Task directions. Pictures stay out of the copy; set down each line of the listing below exactly.

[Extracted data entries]
-- START --

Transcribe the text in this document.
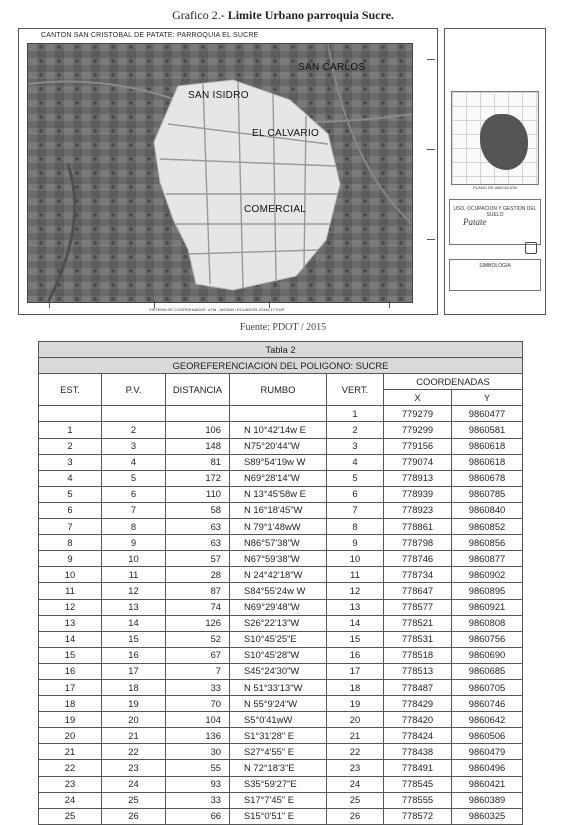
Grafico 2.- Limite Urbano parroquia Sucre.
CANTON SAN CRISTOBAL DE PATATE: PARROQUIA EL SUCRE
SAN CARLOS
SAN ISIDRO
EL CALVARIO
COMERCIAL
SISTEMA DE COORDENADAS: UTM - WGS84 / ECUADOR ZONA 17 SUR
PLANO DE UBICACION
USO, OCUPACION Y GESTION DEL SUELO
Patate
SIMBOLOGIA
Fuente: PDOT / 2015
Tabla 2						
GEOREFERENCIACION DEL POLIGONO: SUCRE						
EST.	P.V.	DISTANCIA	RUMBO	VERT.	COORDENADAS	
					X	Y
				1	779279	9860477
1	2	106	N 10°42'14w E	2	779299	9860581
2	3	148	N75°20'44"W	3	779156	9860618
3	4	81	S89°54'19w W	4	779074	9860618
4	5	172	N69°28'14"W	5	778913	9860678
5	6	110	N 13°45'58w E	6	778939	9860785
6	7	58	N 16°18'45"W	7	778923	9860840
7	8	63	N 79°1'48wW	8	778861	9860852
8	9	63	N86°57'38"W	9	778798	9860856
9	10	57	N67°59'38"W	10	778746	9860877
10	11	28	N 24°42'18"W	11	778734	9860902
11	12	87	S84°55'24w W	12	778647	9860895
12	13	74	N69°29'48"W	13	778577	9860921
13	14	126	S26°22'13"W	14	778521	9860808
14	15	52	S10°45'25"E	15	778531	9860756
15	16	67	S10°45'28"W	16	778518	9860690
16	17	7	S45°24'30"W	17	778513	9860685
17	18	33	N 51°33'13"W	18	778487	9860705
18	19	70	N 55°9'24"W	19	778429	9860746
19	20	104	S5°0'41wW	20	778420	9860642
20	21	136	S1°31'28" E	21	778424	9860506
21	22	30	S27°4'55" E	22	778438	9860479
22	23	55	N 72°18'3"E	23	778491	9860496
23	24	93	S35°59'27"E	24	778545	9860421
24	25	33	S17°7'45" E	25	778555	9860389
25	26	66	S15°0'51" E	26	778572	9860325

-- END --

Response to this exercise.
Transcribe the text in this document.
Grafico 2.- Limite Urbano parroquia Sucre.
CANTON SAN CRISTOBAL DE PATATE: PARROQUIA EL SUCRE
SAN CARLOS
SAN ISIDRO
EL CALVARIO
COMERCIAL
SISTEMA DE COORDENADAS: UTM - WGS84 / ECUADOR ZONA 17 SUR
PLANO DE UBICACION
USO, OCUPACION Y GESTION DEL SUELO
Patate
SIMBOLOGIA
Fuente: PDOT / 2015
Tabla 2						
GEOREFERENCIACION DEL POLIGONO: SUCRE						
EST.	P.V.	DISTANCIA	RUMBO	VERT.	COORDENADAS	
					X	Y
				1	779279	9860477
1	2	106	N 10°42'14w E	2	779299	9860581
2	3	148	N75°20'44"W	3	779156	9860618
3	4	81	S89°54'19w W	4	779074	9860618
4	5	172	N69°28'14"W	5	778913	9860678
5	6	110	N 13°45'58w E	6	778939	9860785
6	7	58	N 16°18'45"W	7	778923	9860840
7	8	63	N 79°1'48wW	8	778861	9860852
8	9	63	N86°57'38"W	9	778798	9860856
9	10	57	N67°59'38"W	10	778746	9860877
10	11	28	N 24°42'18"W	11	778734	9860902
11	12	87	S84°55'24w W	12	778647	9860895
12	13	74	N69°29'48"W	13	778577	9860921
13	14	126	S26°22'13"W	14	778521	9860808
14	15	52	S10°45'25"E	15	778531	9860756
15	16	67	S10°45'28"W	16	778518	9860690
16	17	7	S45°24'30"W	17	778513	9860685
17	18	33	N 51°33'13"W	18	778487	9860705
18	19	70	N 55°9'24"W	19	778429	9860746
19	20	104	S5°0'41wW	20	778420	9860642
20	21	136	S1°31'28" E	21	778424	9860506
21	22	30	S27°4'55" E	22	778438	9860479
22	23	55	N 72°18'3"E	23	778491	9860496
23	24	93	S35°59'27"E	24	778545	9860421
24	25	33	S17°7'45" E	25	778555	9860389
25	26	66	S15°0'51" E	26	778572	9860325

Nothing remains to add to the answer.